— start of Provided material —
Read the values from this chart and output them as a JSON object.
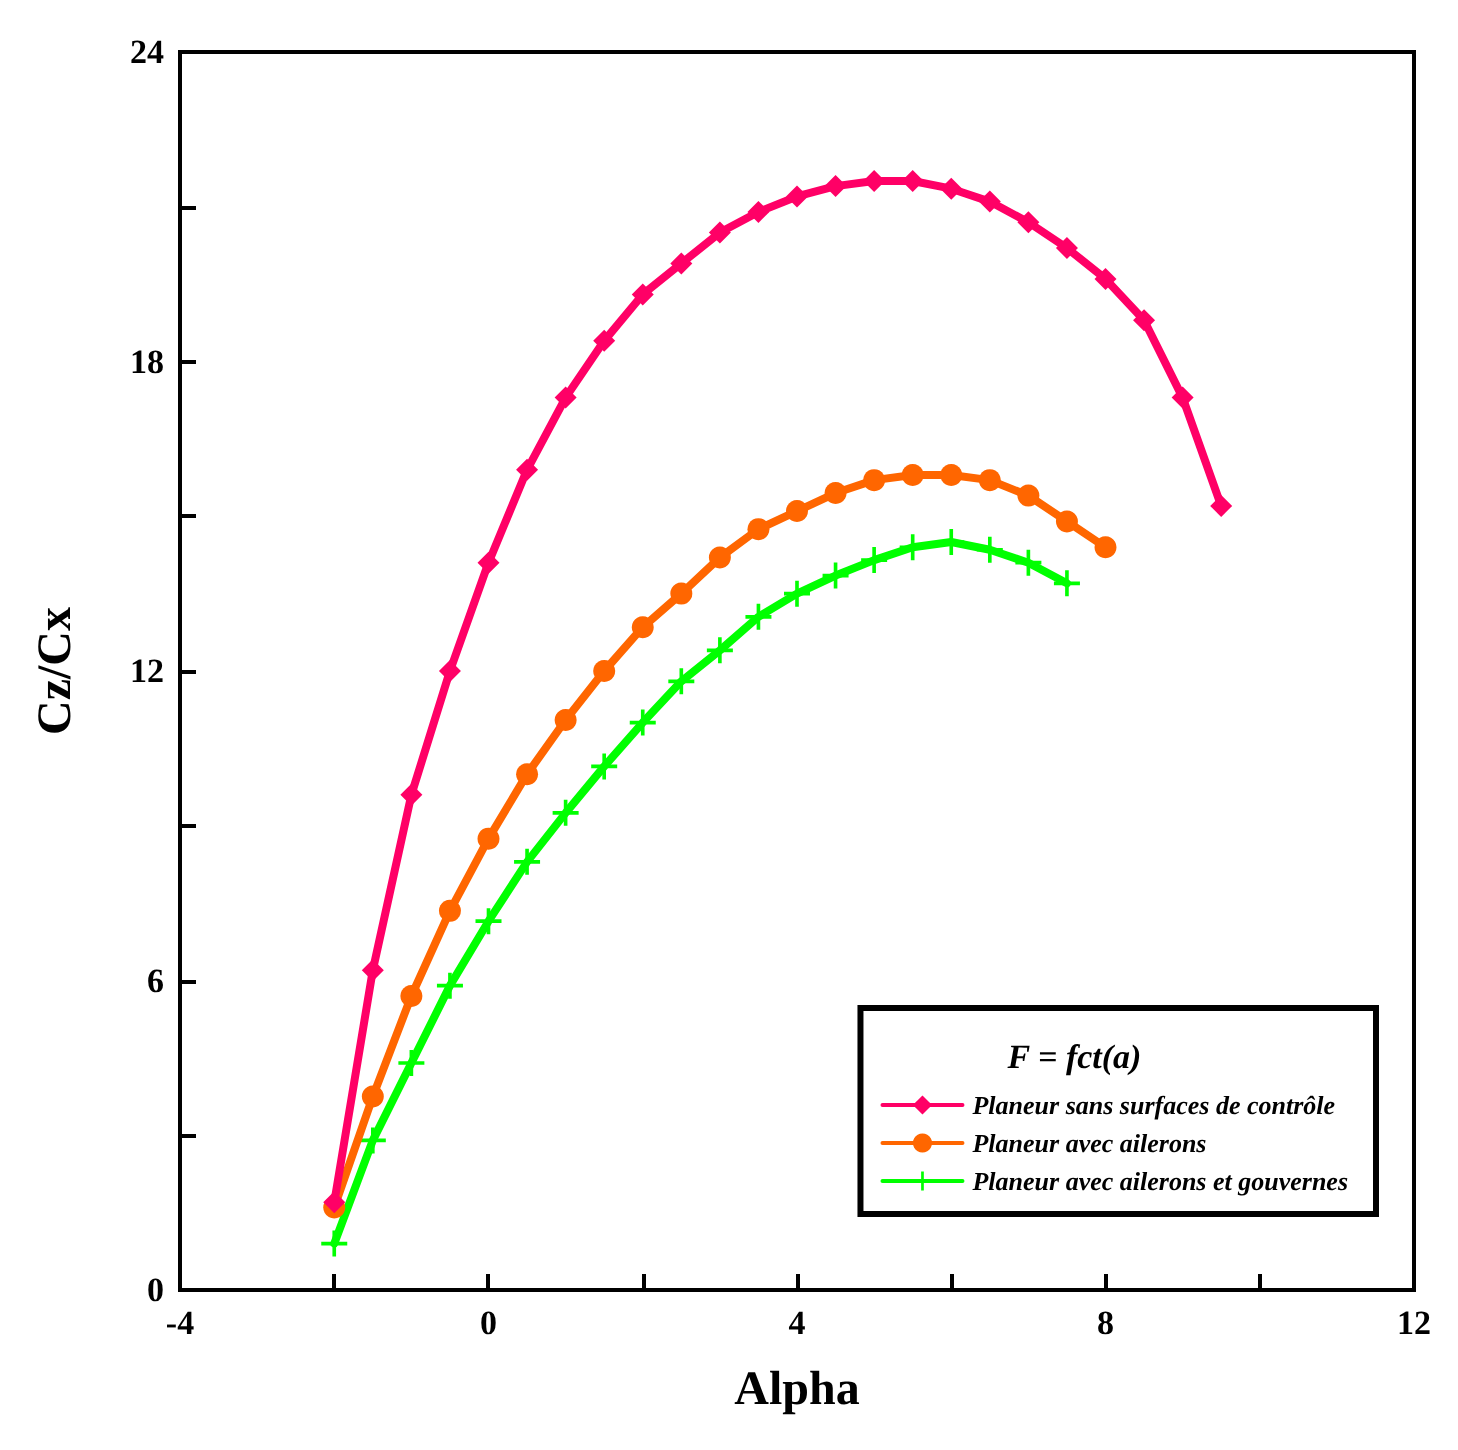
{
  "chart_data": {
    "type": "line",
    "xlabel": "Alpha",
    "ylabel": "Cz/Cx",
    "legend_title": "F = fct(a)",
    "legend": "bottom right",
    "xlim": [
      -4,
      12
    ],
    "xticks": [
      -4,
      {
        "value": -2,
        "label": null
      },
      0,
      {
        "value": 2,
        "label": null
      },
      4,
      {
        "value": 6,
        "label": null
      },
      8,
      {
        "value": 10,
        "label": null
      },
      12
    ],
    "ylim": [
      0,
      24
    ],
    "yticks": [
      0,
      {
        "value": 3,
        "label": null
      },
      6,
      {
        "value": 9,
        "label": null
      },
      12,
      {
        "value": 15,
        "label": null
      },
      18,
      {
        "value": 21,
        "label": null
      },
      24
    ],
    "series": [
      {
        "name": "Planeur sans surfaces de contrôle",
        "color": "#ff0066",
        "marker": "diamond",
        "x": [
          -2,
          -1.5,
          -1,
          -0.5,
          0,
          0.5,
          1,
          1.5,
          2,
          2.5,
          3,
          3.5,
          4,
          4.5,
          5,
          5.5,
          6,
          6.5,
          7,
          7.5,
          8,
          8.5,
          9,
          9.5
        ],
        "values": [
          1.7,
          6.2,
          9.6,
          12.0,
          14.1,
          15.9,
          17.3,
          18.4,
          19.3,
          19.9,
          20.5,
          20.9,
          21.2,
          21.4,
          21.5,
          21.5,
          21.35,
          21.1,
          20.7,
          20.2,
          19.6,
          18.8,
          17.3,
          15.2
        ]
      },
      {
        "name": "Planeur avec ailerons",
        "color": "#ff6600",
        "marker": "circle",
        "x": [
          -2,
          -1.5,
          -1,
          -0.5,
          0,
          0.5,
          1,
          1.5,
          2,
          2.5,
          3,
          3.5,
          4,
          4.5,
          5,
          5.5,
          6,
          6.5,
          7,
          7.5,
          8
        ],
        "values": [
          1.6,
          3.75,
          5.7,
          7.35,
          8.75,
          10.0,
          11.05,
          12.0,
          12.85,
          13.5,
          14.2,
          14.75,
          15.1,
          15.45,
          15.7,
          15.8,
          15.8,
          15.7,
          15.4,
          14.9,
          14.4
        ]
      },
      {
        "name": "Planeur avec ailerons et gouvernes",
        "color": "#00ff00",
        "marker": "cross",
        "x": [
          -2,
          -1.5,
          -1,
          -0.5,
          0,
          0.5,
          1,
          1.5,
          2,
          2.5,
          3,
          3.5,
          4,
          4.5,
          5,
          5.5,
          6,
          6.5,
          7,
          7.5
        ],
        "values": [
          0.9,
          2.9,
          4.4,
          5.9,
          7.15,
          8.3,
          9.25,
          10.15,
          11.0,
          11.8,
          12.4,
          13.05,
          13.5,
          13.85,
          14.15,
          14.4,
          14.5,
          14.35,
          14.1,
          13.7
        ]
      }
    ]
  }
}
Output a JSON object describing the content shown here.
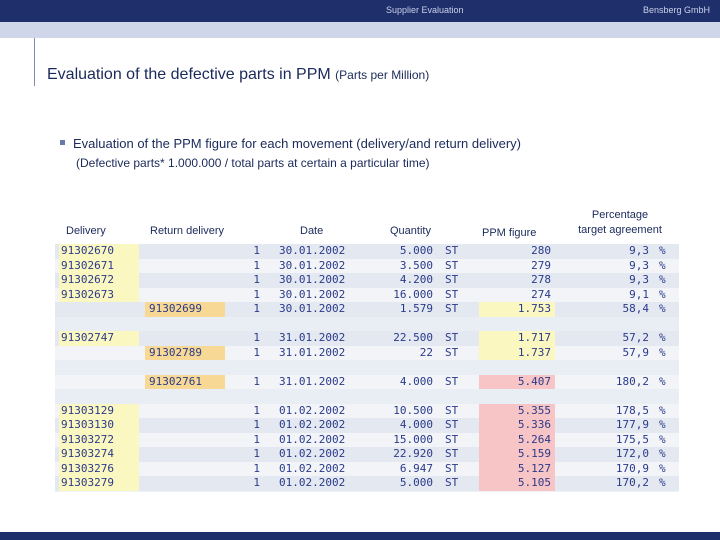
{
  "header": {
    "center_text": "Supplier Evaluation",
    "right_text": "Bensberg GmbH"
  },
  "title": {
    "main": "Evaluation of the defective parts in PPM",
    "sub": "(Parts per Million)"
  },
  "bullet": "Evaluation of the PPM figure for each movement (delivery/and return delivery)",
  "note": "(Defective parts* 1.000.000 / total parts at certain a particular time)",
  "columns": {
    "delivery": "Delivery",
    "return_delivery": "Return delivery",
    "date": "Date",
    "quantity": "Quantity",
    "ppm_figure": "PPM figure",
    "percentage_line1": "Percentage",
    "percentage_line2": "target agreement"
  },
  "rows": [
    {
      "delivery": "91302670",
      "return": "",
      "one": "1",
      "date": "30.01.2002",
      "qty": "5.000",
      "unit": "ST",
      "ppm": "280",
      "pct": "9,3",
      "sym": "%",
      "ppm_style": ""
    },
    {
      "delivery": "91302671",
      "return": "",
      "one": "1",
      "date": "30.01.2002",
      "qty": "3.500",
      "unit": "ST",
      "ppm": "279",
      "pct": "9,3",
      "sym": "%",
      "ppm_style": ""
    },
    {
      "delivery": "91302672",
      "return": "",
      "one": "1",
      "date": "30.01.2002",
      "qty": "4.200",
      "unit": "ST",
      "ppm": "278",
      "pct": "9,3",
      "sym": "%",
      "ppm_style": ""
    },
    {
      "delivery": "91302673",
      "return": "",
      "one": "1",
      "date": "30.01.2002",
      "qty": "16.000",
      "unit": "ST",
      "ppm": "274",
      "pct": "9,1",
      "sym": "%",
      "ppm_style": ""
    },
    {
      "delivery": "",
      "return": "91302699",
      "one": "1",
      "date": "30.01.2002",
      "qty": "1.579",
      "unit": "ST",
      "ppm": "1.753",
      "pct": "58,4",
      "sym": "%",
      "ppm_style": "y"
    },
    {
      "blank": true
    },
    {
      "delivery": "91302747",
      "return": "",
      "one": "1",
      "date": "31.01.2002",
      "qty": "22.500",
      "unit": "ST",
      "ppm": "1.717",
      "pct": "57,2",
      "sym": "%",
      "ppm_style": "y"
    },
    {
      "delivery": "",
      "return": "91302789",
      "one": "1",
      "date": "31.01.2002",
      "qty": "22",
      "unit": "ST",
      "ppm": "1.737",
      "pct": "57,9",
      "sym": "%",
      "ppm_style": "y"
    },
    {
      "blank": true
    },
    {
      "delivery": "",
      "return": "91302761",
      "one": "1",
      "date": "31.01.2002",
      "qty": "4.000",
      "unit": "ST",
      "ppm": "5.407",
      "pct": "180,2",
      "sym": "%",
      "ppm_style": "r"
    },
    {
      "blank": true
    },
    {
      "delivery": "91303129",
      "return": "",
      "one": "1",
      "date": "01.02.2002",
      "qty": "10.500",
      "unit": "ST",
      "ppm": "5.355",
      "pct": "178,5",
      "sym": "%",
      "ppm_style": "r"
    },
    {
      "delivery": "91303130",
      "return": "",
      "one": "1",
      "date": "01.02.2002",
      "qty": "4.000",
      "unit": "ST",
      "ppm": "5.336",
      "pct": "177,9",
      "sym": "%",
      "ppm_style": "r"
    },
    {
      "delivery": "91303272",
      "return": "",
      "one": "1",
      "date": "01.02.2002",
      "qty": "15.000",
      "unit": "ST",
      "ppm": "5.264",
      "pct": "175,5",
      "sym": "%",
      "ppm_style": "r"
    },
    {
      "delivery": "91303274",
      "return": "",
      "one": "1",
      "date": "01.02.2002",
      "qty": "22.920",
      "unit": "ST",
      "ppm": "5.159",
      "pct": "172,0",
      "sym": "%",
      "ppm_style": "r"
    },
    {
      "delivery": "91303276",
      "return": "",
      "one": "1",
      "date": "01.02.2002",
      "qty": "6.947",
      "unit": "ST",
      "ppm": "5.127",
      "pct": "170,9",
      "sym": "%",
      "ppm_style": "r"
    },
    {
      "delivery": "91303279",
      "return": "",
      "one": "1",
      "date": "01.02.2002",
      "qty": "5.000",
      "unit": "ST",
      "ppm": "5.105",
      "pct": "170,2",
      "sym": "%",
      "ppm_style": "r"
    }
  ]
}
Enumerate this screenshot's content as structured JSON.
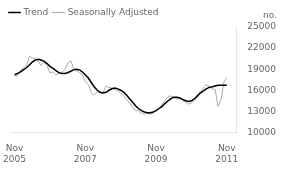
{
  "chart_data": {
    "type": "line",
    "ylabel": "no.",
    "x": [
      2005.83,
      2005.92,
      2006.0,
      2006.08,
      2006.17,
      2006.25,
      2006.33,
      2006.42,
      2006.5,
      2006.58,
      2006.67,
      2006.75,
      2006.83,
      2006.92,
      2007.0,
      2007.08,
      2007.17,
      2007.25,
      2007.33,
      2007.42,
      2007.5,
      2007.58,
      2007.67,
      2007.75,
      2007.83,
      2007.92,
      2008.0,
      2008.08,
      2008.17,
      2008.25,
      2008.33,
      2008.42,
      2008.5,
      2008.58,
      2008.67,
      2008.75,
      2008.83,
      2008.92,
      2009.0,
      2009.08,
      2009.17,
      2009.25,
      2009.33,
      2009.42,
      2009.5,
      2009.58,
      2009.67,
      2009.75,
      2009.83,
      2009.92,
      2010.0,
      2010.08,
      2010.17,
      2010.25,
      2010.33,
      2010.42,
      2010.5,
      2010.58,
      2010.67,
      2010.75,
      2010.83,
      2010.92,
      2011.0,
      2011.08,
      2011.17,
      2011.25,
      2011.33,
      2011.42,
      2011.5,
      2011.58,
      2011.67,
      2011.75,
      2011.83
    ],
    "series": [
      {
        "name": "Trend",
        "color": "#000000",
        "values": [
          18200,
          18400,
          18600,
          18900,
          19200,
          19600,
          20000,
          20300,
          20400,
          20300,
          20100,
          19800,
          19400,
          19100,
          18800,
          18500,
          18400,
          18400,
          18500,
          18700,
          18900,
          19000,
          18900,
          18600,
          18200,
          17700,
          17100,
          16500,
          16000,
          15700,
          15600,
          15700,
          16000,
          16200,
          16300,
          16200,
          16000,
          15700,
          15300,
          14800,
          14300,
          13800,
          13400,
          13100,
          12900,
          12800,
          12800,
          12900,
          13100,
          13400,
          13700,
          14100,
          14500,
          14800,
          15000,
          15000,
          14900,
          14700,
          14500,
          14400,
          14500,
          14800,
          15200,
          15600,
          15900,
          16200,
          16400,
          16500,
          16600,
          16700,
          16700,
          16700,
          16700
        ]
      },
      {
        "name": "Seasonally Adjusted",
        "color": "#aaaaaa",
        "values": [
          18000,
          18100,
          18800,
          19200,
          19500,
          20800,
          20600,
          20500,
          20100,
          19500,
          20000,
          19500,
          18500,
          18600,
          18200,
          18400,
          18500,
          18900,
          19800,
          20200,
          19100,
          18800,
          18500,
          18200,
          17200,
          16800,
          15700,
          15300,
          15800,
          15600,
          15700,
          16600,
          16400,
          16300,
          16100,
          15900,
          15600,
          15200,
          14700,
          14200,
          13600,
          13100,
          13100,
          12700,
          12600,
          12700,
          12600,
          12800,
          13200,
          13500,
          14000,
          14500,
          15100,
          15200,
          15000,
          14700,
          14900,
          14500,
          14300,
          14000,
          14200,
          14600,
          15300,
          15800,
          16300,
          16800,
          16500,
          16200,
          16100,
          13700,
          14700,
          17200,
          17800
        ]
      }
    ],
    "xlim": [
      2005.75,
      2012.1
    ],
    "xticks": [
      {
        "value": 2005.83,
        "label": "Nov\n2005"
      },
      {
        "value": 2007.83,
        "label": "Nov\n2007"
      },
      {
        "value": 2009.83,
        "label": "Nov\n2009"
      },
      {
        "value": 2011.83,
        "label": "Nov\n2011"
      }
    ],
    "ylim": [
      10000,
      25000
    ],
    "yticks": [
      10000,
      13000,
      16000,
      19000,
      22000,
      25000
    ],
    "grid": false,
    "legend": "upper left"
  }
}
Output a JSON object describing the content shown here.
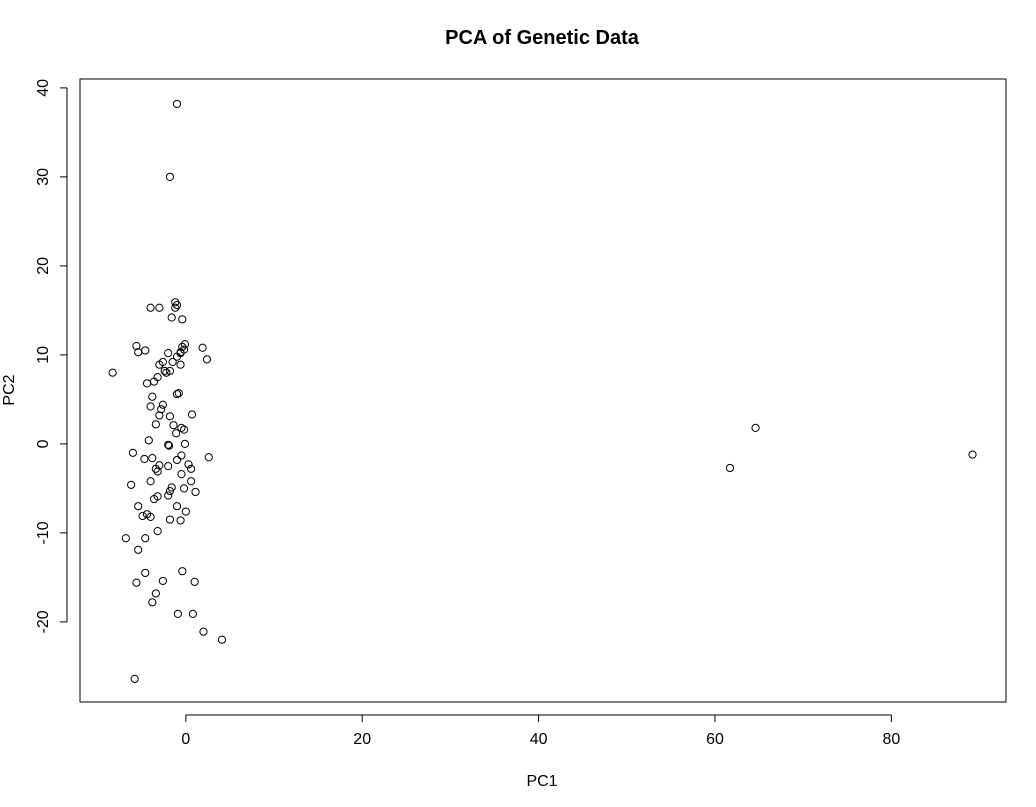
{
  "chart_data": {
    "type": "scatter",
    "title": "PCA of Genetic Data",
    "xlabel": "PC1",
    "ylabel": "PC2",
    "xlim": [
      -12,
      93
    ],
    "ylim": [
      -29,
      41
    ],
    "xticks": [
      0,
      20,
      40,
      60,
      80
    ],
    "yticks": [
      -20,
      -10,
      0,
      10,
      20,
      30,
      40
    ],
    "grid": false,
    "legend": "none",
    "x": [
      -1.0,
      -1.8,
      -1.2,
      -1.0,
      -1.2,
      -1.6,
      -0.4,
      -4.0,
      -3.0,
      1.9,
      -5.6,
      -0.1,
      -0.4,
      -0.2,
      -0.6,
      -5.4,
      -0.6,
      -4.6,
      -1.0,
      -2.0,
      2.4,
      -2.6,
      -1.5,
      -3.0,
      -2.4,
      -0.6,
      -2.2,
      -1.8,
      -3.2,
      -4.4,
      -3.6,
      -0.8,
      -1.0,
      -3.8,
      -2.6,
      -4.0,
      -2.8,
      -3.0,
      0.7,
      -1.8,
      -3.4,
      -1.4,
      -0.5,
      -0.2,
      -1.1,
      -4.2,
      -0.1,
      -2.0,
      -1.9,
      -6.0,
      -3.8,
      -4.7,
      2.6,
      -1.0,
      -0.5,
      -3.0,
      -3.4,
      0.3,
      -3.2,
      0.6,
      -2.0,
      -0.5,
      -6.2,
      -1.6,
      0.6,
      -4.0,
      -1.8,
      1.1,
      -0.2,
      -3.2,
      -2.0,
      -3.6,
      -5.4,
      -1.0,
      0.0,
      -4.4,
      -4.9,
      -4.0,
      -1.8,
      -0.6,
      -3.2,
      -6.8,
      -4.6,
      -5.4,
      -0.4,
      -4.6,
      -2.6,
      1.0,
      -5.6,
      -3.4,
      -3.8,
      -0.9,
      0.8,
      2.0,
      4.1,
      -5.8,
      -8.3,
      61.7,
      64.6,
      89.2
    ],
    "y": [
      38.2,
      30.0,
      15.9,
      15.6,
      15.3,
      14.2,
      14.0,
      15.3,
      15.3,
      10.8,
      11.0,
      11.2,
      10.9,
      10.6,
      10.3,
      10.3,
      10.2,
      10.5,
      9.8,
      10.2,
      9.5,
      9.2,
      9.2,
      8.9,
      8.2,
      8.9,
      8.0,
      8.2,
      7.5,
      6.8,
      7.0,
      5.7,
      5.6,
      5.3,
      4.4,
      4.2,
      3.9,
      3.2,
      3.3,
      3.1,
      2.2,
      2.1,
      1.8,
      1.6,
      1.2,
      0.4,
      0.0,
      -0.1,
      -0.2,
      -1.0,
      -1.6,
      -1.7,
      -1.5,
      -1.8,
      -1.3,
      -2.4,
      -2.8,
      -2.3,
      -3.1,
      -2.8,
      -2.5,
      -3.4,
      -4.6,
      -4.9,
      -4.2,
      -4.2,
      -5.3,
      -5.4,
      -5.0,
      -5.9,
      -5.8,
      -6.2,
      -7.0,
      -7.0,
      -7.6,
      -7.9,
      -8.1,
      -8.2,
      -8.5,
      -8.6,
      -9.8,
      -10.6,
      -10.6,
      -11.9,
      -14.3,
      -14.5,
      -15.4,
      -15.5,
      -15.6,
      -16.8,
      -17.8,
      -19.1,
      -19.1,
      -21.1,
      -22.0,
      -26.4,
      8.0,
      -2.7,
      1.8,
      -1.2
    ]
  }
}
— end of Provided material —
Aim:
Identify the lines in the records above that contain the word "Evaluation", then state how many there are and nothing more.

Complete answer:
3